■ Source data ■
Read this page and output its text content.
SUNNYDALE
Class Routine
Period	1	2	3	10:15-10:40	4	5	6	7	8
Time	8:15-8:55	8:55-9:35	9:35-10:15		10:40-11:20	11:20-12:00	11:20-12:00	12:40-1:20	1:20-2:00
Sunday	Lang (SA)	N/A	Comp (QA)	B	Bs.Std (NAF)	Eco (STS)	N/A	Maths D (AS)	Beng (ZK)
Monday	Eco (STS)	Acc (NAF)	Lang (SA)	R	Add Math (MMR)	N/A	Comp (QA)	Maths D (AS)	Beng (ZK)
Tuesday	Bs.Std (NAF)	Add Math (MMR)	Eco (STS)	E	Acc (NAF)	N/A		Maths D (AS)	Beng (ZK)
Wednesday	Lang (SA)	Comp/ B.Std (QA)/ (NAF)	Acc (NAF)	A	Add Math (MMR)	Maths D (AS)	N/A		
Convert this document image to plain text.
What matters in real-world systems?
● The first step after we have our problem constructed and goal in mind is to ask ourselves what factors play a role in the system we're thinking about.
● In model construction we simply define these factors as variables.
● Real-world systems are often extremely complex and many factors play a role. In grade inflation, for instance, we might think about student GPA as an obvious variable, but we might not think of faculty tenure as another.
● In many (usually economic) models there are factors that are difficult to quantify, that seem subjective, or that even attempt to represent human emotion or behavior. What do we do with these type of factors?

■ Your instructions ■
Gather each line in the entries above where the string "this" is found.

■ Answer below ■
Read this page and output its text content.
Convert this document image to plain text.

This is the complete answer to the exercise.